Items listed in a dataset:
########
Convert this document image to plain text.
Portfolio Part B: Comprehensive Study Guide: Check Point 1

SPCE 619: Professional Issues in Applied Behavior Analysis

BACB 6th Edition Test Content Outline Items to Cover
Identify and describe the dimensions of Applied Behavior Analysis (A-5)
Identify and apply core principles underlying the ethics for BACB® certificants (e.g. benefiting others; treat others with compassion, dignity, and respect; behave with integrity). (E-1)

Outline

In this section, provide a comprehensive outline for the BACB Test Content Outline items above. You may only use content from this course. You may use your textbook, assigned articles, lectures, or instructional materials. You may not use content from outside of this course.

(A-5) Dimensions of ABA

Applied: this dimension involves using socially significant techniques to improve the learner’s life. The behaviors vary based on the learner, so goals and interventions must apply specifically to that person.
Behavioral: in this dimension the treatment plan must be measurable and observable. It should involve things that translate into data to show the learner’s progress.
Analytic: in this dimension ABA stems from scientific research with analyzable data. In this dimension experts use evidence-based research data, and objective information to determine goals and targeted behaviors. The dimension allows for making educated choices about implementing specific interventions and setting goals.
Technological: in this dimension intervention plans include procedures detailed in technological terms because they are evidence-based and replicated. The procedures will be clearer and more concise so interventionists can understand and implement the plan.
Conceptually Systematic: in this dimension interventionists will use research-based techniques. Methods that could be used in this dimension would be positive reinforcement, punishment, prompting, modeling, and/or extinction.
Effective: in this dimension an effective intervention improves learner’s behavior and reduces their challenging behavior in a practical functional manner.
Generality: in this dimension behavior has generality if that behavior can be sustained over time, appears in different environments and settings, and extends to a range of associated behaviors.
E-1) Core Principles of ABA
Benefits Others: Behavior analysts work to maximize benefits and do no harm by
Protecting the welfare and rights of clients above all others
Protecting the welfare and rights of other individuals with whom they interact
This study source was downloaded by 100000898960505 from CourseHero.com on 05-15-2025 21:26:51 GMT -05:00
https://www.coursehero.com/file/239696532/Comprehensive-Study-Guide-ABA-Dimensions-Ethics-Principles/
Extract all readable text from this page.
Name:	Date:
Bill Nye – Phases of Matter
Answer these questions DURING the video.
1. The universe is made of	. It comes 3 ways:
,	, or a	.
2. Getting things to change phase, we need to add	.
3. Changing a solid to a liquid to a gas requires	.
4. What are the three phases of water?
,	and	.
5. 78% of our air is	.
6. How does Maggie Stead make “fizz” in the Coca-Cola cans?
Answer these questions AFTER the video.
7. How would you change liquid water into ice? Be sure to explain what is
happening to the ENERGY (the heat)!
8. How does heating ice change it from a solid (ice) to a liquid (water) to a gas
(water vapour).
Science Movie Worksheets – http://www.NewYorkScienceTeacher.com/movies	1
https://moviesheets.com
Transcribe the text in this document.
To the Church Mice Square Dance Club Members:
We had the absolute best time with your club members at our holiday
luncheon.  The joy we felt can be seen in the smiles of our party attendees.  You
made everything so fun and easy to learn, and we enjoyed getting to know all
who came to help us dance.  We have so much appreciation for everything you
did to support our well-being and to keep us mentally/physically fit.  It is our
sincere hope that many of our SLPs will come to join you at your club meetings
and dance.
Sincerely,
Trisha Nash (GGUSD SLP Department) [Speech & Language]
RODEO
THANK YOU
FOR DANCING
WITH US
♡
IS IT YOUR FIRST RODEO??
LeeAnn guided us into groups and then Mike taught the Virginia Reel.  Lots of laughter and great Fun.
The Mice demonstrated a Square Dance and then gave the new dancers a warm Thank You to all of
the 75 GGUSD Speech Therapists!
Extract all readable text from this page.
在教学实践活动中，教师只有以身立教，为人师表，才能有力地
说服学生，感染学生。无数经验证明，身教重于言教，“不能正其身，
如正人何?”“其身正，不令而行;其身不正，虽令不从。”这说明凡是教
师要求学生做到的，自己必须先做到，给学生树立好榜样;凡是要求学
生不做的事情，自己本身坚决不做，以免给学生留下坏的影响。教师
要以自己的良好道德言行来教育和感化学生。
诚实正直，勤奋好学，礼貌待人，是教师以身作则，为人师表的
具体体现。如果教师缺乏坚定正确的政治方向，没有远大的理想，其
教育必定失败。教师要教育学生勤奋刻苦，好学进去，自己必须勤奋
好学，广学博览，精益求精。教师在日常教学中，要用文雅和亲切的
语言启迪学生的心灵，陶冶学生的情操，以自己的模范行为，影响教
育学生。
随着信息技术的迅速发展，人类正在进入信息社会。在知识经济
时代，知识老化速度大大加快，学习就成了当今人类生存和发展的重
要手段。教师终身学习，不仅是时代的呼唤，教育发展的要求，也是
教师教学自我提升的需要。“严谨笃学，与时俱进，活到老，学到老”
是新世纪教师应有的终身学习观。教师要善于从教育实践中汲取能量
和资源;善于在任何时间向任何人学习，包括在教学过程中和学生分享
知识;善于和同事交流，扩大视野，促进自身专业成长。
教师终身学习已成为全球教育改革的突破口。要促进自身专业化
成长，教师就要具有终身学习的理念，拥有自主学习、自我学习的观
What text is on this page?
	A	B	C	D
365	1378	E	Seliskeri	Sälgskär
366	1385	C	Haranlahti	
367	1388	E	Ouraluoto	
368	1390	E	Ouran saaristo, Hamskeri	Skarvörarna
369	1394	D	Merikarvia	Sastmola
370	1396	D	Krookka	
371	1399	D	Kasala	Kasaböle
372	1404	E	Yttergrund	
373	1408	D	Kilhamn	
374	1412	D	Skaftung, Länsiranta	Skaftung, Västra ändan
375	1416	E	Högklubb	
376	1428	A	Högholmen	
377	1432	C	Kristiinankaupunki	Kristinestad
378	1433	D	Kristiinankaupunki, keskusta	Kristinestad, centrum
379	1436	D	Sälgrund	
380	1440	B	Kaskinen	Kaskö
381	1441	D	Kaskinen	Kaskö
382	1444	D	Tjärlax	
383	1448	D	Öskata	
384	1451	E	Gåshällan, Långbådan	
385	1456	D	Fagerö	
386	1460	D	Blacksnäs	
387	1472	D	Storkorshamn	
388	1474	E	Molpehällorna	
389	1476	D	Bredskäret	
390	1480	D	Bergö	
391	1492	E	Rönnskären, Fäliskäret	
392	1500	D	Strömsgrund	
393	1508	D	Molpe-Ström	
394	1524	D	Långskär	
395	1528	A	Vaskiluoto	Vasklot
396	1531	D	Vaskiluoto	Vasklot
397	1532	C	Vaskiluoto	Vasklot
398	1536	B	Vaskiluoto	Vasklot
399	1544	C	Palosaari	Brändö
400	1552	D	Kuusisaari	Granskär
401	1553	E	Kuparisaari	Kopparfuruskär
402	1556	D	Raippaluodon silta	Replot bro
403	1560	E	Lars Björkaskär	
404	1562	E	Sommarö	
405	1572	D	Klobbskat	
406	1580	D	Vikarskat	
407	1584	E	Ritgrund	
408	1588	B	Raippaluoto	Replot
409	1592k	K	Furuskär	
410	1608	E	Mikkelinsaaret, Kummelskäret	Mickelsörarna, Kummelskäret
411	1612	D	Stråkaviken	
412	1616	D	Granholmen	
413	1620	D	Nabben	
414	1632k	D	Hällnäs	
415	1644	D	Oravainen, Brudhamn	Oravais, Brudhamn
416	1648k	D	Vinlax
########
Challenge: Every entry needs to be retyped exactly.

Exercise output:
Convert this document image to plain text.
Portfolio Part B: Comprehensive Study Guide: Check Point 1

SPCE 619: Professional Issues in Applied Behavior Analysis

BACB 6th Edition Test Content Outline Items to Cover
Identify and describe the dimensions of Applied Behavior Analysis (A-5)
Identify and apply core principles underlying the ethics for BACB® certificants (e.g. benefiting others; treat others with compassion, dignity, and respect; behave with integrity). (E-1)

Outline

In this section, provide a comprehensive outline for the BACB Test Content Outline items above. You may only use content from this course. You may use your textbook, assigned articles, lectures, or instructional materials. You may not use content from outside of this course.

(A-5) Dimensions of ABA

Applied: this dimension involves using socially significant techniques to improve the learner’s life. The behaviors vary based on the learner, so goals and interventions must apply specifically to that person.
Behavioral: in this dimension the treatment plan must be measurable and observable. It should involve things that translate into data to show the learner’s progress.
Analytic: in this dimension ABA stems from scientific research with analyzable data. In this dimension experts use evidence-based research data, and objective information to determine goals and targeted behaviors. The dimension allows for making educated choices about implementing specific interventions and setting goals.
Technological: in this dimension intervention plans include procedures detailed in technological terms because they are evidence-based and replicated. The procedures will be clearer and more concise so interventionists can understand and implement the plan.
Conceptually Systematic: in this dimension interventionists will use research-based techniques. Methods that could be used in this dimension would be positive reinforcement, punishment, prompting, modeling, and/or extinction.
Effective: in this dimension an effective intervention improves learner’s behavior and reduces their challenging behavior in a practical functional manner.
Generality: in this dimension behavior has generality if that behavior can be sustained over time, appears in different environments and settings, and extends to a range of associated behaviors.
E-1) Core Principles of ABA
Benefits Others: Behavior analysts work to maximize benefits and do no harm by
Protecting the welfare and rights of clients above all others
Protecting the welfare and rights of other individuals with whom they interact
This study source was downloaded by 100000898960505 from CourseHero.com on 05-15-2025 21:26:51 GMT -05:00
https://www.coursehero.com/file/239696532/Comprehensive-Study-Guide-ABA-Dimensions-Ethics-Principles/
Extract all readable text from this page.
Name:	Date:
Bill Nye – Phases of Matter
Answer these questions DURING the video.
1. The universe is made of	. It comes 3 ways:
,	, or a	.
2. Getting things to change phase, we need to add	.
3. Changing a solid to a liquid to a gas requires	.
4. What are the three phases of water?
,	and	.
5. 78% of our air is	.
6. How does Maggie Stead make “fizz” in the Coca-Cola cans?
Answer these questions AFTER the video.
7. How would you change liquid water into ice? Be sure to explain what is
happening to the ENERGY (the heat)!
8. How does heating ice change it from a solid (ice) to a liquid (water) to a gas
(water vapour).
Science Movie Worksheets – http://www.NewYorkScienceTeacher.com/movies	1
https://moviesheets.com
Transcribe the text in this document.
To the Church Mice Square Dance Club Members:
We had the absolute best time with your club members at our holiday
luncheon.  The joy we felt can be seen in the smiles of our party attendees.  You
made everything so fun and easy to learn, and we enjoyed getting to know all
who came to help us dance.  We have so much appreciation for everything you
did to support our well-being and to keep us mentally/physically fit.  It is our
sincere hope that many of our SLPs will come to join you at your club meetings
and dance.
Sincerely,
Trisha Nash (GGUSD SLP Department) [Speech & Language]
RODEO
THANK YOU
FOR DANCING
WITH US
♡
IS IT YOUR FIRST RODEO??
LeeAnn guided us into groups and then Mike taught the Virginia Reel.  Lots of laughter and great Fun.
The Mice demonstrated a Square Dance and then gave the new dancers a warm Thank You to all of
the 75 GGUSD Speech Therapists!
Extract all readable text from this page.
在教学实践活动中，教师只有以身立教，为人师表，才能有力地
说服学生，感染学生。无数经验证明，身教重于言教，“不能正其身，
如正人何?”“其身正，不令而行;其身不正，虽令不从。”这说明凡是教
师要求学生做到的，自己必须先做到，给学生树立好榜样;凡是要求学
生不做的事情，自己本身坚决不做，以免给学生留下坏的影响。教师
要以自己的良好道德言行来教育和感化学生。
诚实正直，勤奋好学，礼貌待人，是教师以身作则，为人师表的
具体体现。如果教师缺乏坚定正确的政治方向，没有远大的理想，其
教育必定失败。教师要教育学生勤奋刻苦，好学进去，自己必须勤奋
好学，广学博览，精益求精。教师在日常教学中，要用文雅和亲切的
语言启迪学生的心灵，陶冶学生的情操，以自己的模范行为，影响教
育学生。
随着信息技术的迅速发展，人类正在进入信息社会。在知识经济
时代，知识老化速度大大加快，学习就成了当今人类生存和发展的重
要手段。教师终身学习，不仅是时代的呼唤，教育发展的要求，也是
教师教学自我提升的需要。“严谨笃学，与时俱进，活到老，学到老”
是新世纪教师应有的终身学习观。教师要善于从教育实践中汲取能量
和资源;善于在任何时间向任何人学习，包括在教学过程中和学生分享
知识;善于和同事交流，扩大视野，促进自身专业成长。
教师终身学习已成为全球教育改革的突破口。要促进自身专业化
成长，教师就要具有终身学习的理念，拥有自主学习、自我学习的观
What text is on this page?
	A	B	C	D
365	1378	E	Seliskeri	Sälgskär
366	1385	C	Haranlahti	
367	1388	E	Ouraluoto	
368	1390	E	Ouran saaristo, Hamskeri	Skarvörarna
369	1394	D	Merikarvia	Sastmola
370	1396	D	Krookka	
371	1399	D	Kasala	Kasaböle
372	1404	E	Yttergrund	
373	1408	D	Kilhamn	
374	1412	D	Skaftung, Länsiranta	Skaftung, Västra ändan
375	1416	E	Högklubb	
376	1428	A	Högholmen	
377	1432	C	Kristiinankaupunki	Kristinestad
378	1433	D	Kristiinankaupunki, keskusta	Kristinestad, centrum
379	1436	D	Sälgrund	
380	1440	B	Kaskinen	Kaskö
381	1441	D	Kaskinen	Kaskö
382	1444	D	Tjärlax	
383	1448	D	Öskata	
384	1451	E	Gåshällan, Långbådan	
385	1456	D	Fagerö	
386	1460	D	Blacksnäs	
387	1472	D	Storkorshamn	
388	1474	E	Molpehällorna	
389	1476	D	Bredskäret	
390	1480	D	Bergö	
391	1492	E	Rönnskären, Fäliskäret	
392	1500	D	Strömsgrund	
393	1508	D	Molpe-Ström	
394	1524	D	Långskär	
395	1528	A	Vaskiluoto	Vasklot
396	1531	D	Vaskiluoto	Vasklot
397	1532	C	Vaskiluoto	Vasklot
398	1536	B	Vaskiluoto	Vasklot
399	1544	C	Palosaari	Brändö
400	1552	D	Kuusisaari	Granskär
401	1553	E	Kuparisaari	Kopparfuruskär
402	1556	D	Raippaluodon silta	Replot bro
403	1560	E	Lars Björkaskär	
404	1562	E	Sommarö	
405	1572	D	Klobbskat	
406	1580	D	Vikarskat	
407	1584	E	Ritgrund	
408	1588	B	Raippaluoto	Replot
409	1592k	K	Furuskär	
410	1608	E	Mikkelinsaaret, Kummelskäret	Mickelsörarna, Kummelskäret
411	1612	D	Stråkaviken	
412	1616	D	Granholmen	
413	1620	D	Nabben	
414	1632k	D	Hällnäs	
415	1644	D	Oravainen, Brudhamn	Oravais, Brudhamn
416	1648k	D	Vinlax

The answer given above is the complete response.